___ LISTED RECORDS

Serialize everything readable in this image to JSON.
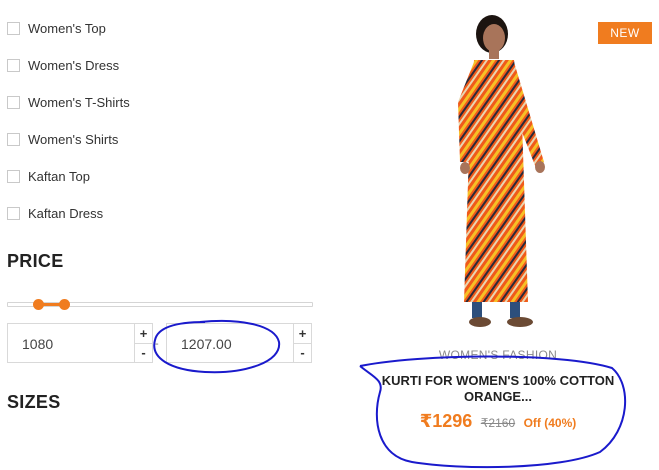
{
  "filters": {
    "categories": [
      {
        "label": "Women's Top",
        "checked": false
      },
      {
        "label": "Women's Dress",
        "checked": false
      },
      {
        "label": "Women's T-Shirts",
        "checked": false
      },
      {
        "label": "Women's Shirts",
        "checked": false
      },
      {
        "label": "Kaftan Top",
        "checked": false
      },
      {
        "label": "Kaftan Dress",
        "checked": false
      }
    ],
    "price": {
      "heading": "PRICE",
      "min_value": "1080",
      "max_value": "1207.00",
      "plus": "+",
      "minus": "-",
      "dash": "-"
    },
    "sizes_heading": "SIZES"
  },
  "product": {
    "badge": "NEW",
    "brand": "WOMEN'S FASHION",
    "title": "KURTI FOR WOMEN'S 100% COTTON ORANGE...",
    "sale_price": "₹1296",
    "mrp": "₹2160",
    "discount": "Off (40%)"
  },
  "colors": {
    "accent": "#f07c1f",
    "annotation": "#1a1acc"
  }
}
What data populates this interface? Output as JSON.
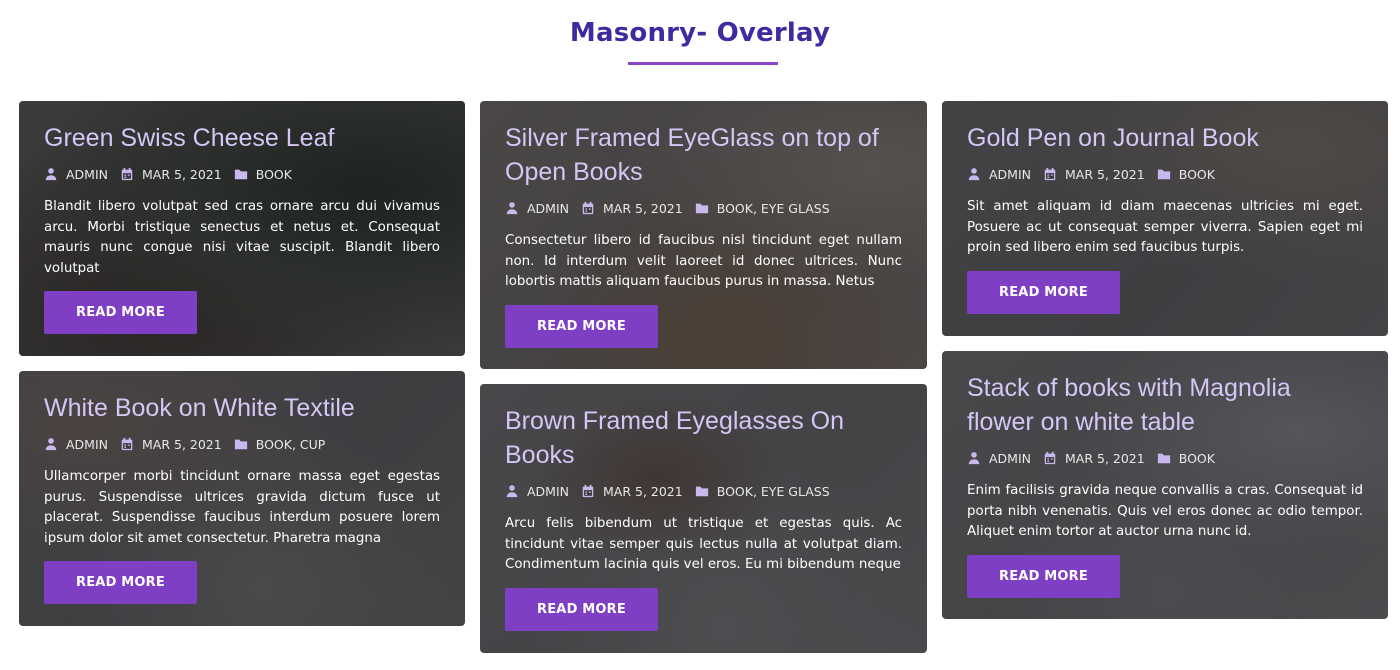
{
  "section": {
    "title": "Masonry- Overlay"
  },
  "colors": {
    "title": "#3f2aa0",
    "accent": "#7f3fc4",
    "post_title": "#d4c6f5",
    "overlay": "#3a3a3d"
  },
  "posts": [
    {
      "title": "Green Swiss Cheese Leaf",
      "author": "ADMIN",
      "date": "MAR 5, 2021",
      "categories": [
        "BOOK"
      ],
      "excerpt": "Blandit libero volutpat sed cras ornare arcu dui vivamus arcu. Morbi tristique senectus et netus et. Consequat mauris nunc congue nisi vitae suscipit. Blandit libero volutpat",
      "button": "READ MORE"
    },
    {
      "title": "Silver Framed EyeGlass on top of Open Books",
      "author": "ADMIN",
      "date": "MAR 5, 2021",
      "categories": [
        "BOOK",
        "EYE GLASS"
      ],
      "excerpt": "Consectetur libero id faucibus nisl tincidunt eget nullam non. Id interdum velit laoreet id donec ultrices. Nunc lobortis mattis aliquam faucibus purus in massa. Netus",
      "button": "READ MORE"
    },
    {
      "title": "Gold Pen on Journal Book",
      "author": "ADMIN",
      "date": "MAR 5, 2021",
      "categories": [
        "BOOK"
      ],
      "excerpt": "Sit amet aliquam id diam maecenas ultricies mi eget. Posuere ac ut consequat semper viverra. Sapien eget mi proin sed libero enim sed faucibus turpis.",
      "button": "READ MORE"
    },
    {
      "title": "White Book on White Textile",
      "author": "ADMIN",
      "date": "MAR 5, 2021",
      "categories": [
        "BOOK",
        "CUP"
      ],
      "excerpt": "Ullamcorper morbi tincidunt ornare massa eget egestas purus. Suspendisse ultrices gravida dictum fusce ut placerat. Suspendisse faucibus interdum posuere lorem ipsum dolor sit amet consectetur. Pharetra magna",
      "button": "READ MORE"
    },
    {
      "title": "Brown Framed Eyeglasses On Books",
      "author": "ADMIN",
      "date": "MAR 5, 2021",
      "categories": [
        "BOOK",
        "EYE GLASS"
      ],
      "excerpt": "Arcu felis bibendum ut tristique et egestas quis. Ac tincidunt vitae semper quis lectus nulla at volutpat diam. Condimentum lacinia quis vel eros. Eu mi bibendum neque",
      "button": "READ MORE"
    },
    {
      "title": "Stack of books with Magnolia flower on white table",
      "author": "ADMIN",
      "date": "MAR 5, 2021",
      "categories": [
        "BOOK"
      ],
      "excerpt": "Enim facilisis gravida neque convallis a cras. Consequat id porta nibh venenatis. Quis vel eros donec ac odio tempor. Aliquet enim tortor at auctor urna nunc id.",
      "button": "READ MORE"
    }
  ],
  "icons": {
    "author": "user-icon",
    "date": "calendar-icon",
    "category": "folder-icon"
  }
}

______

All lines of the data above that include the word "excerpt" must be shown.

RESULT FOR THIS EXERCISE ▸
      "excerpt": "Blandit libero volutpat sed cras ornare arcu dui vivamus arcu. Morbi tristique senectus et netus et. Consequat mauris nunc congue nisi vitae suscipit. Blandit libero volutpat",
      "excerpt": "Consectetur libero id faucibus nisl tincidunt eget nullam non. Id interdum velit laoreet id donec ultrices. Nunc lobortis mattis aliquam faucibus purus in massa. Netus",
      "excerpt": "Sit amet aliquam id diam maecenas ultricies mi eget. Posuere ac ut consequat semper viverra. Sapien eget mi proin sed libero enim sed faucibus turpis.",
      "excerpt": "Ullamcorper morbi tincidunt ornare massa eget egestas purus. Suspendisse ultrices gravida dictum fusce ut placerat. Suspendisse faucibus interdum posuere lorem ipsum dolor sit amet consectetur. Pharetra magna",
      "excerpt": "Arcu felis bibendum ut tristique et egestas quis. Ac tincidunt vitae semper quis lectus nulla at volutpat diam. Condimentum lacinia quis vel eros. Eu mi bibendum neque",
      "excerpt": "Enim facilisis gravida neque convallis a cras. Consequat id porta nibh venenatis. Quis vel eros donec ac odio tempor. Aliquet enim tortor at auctor urna nunc id.",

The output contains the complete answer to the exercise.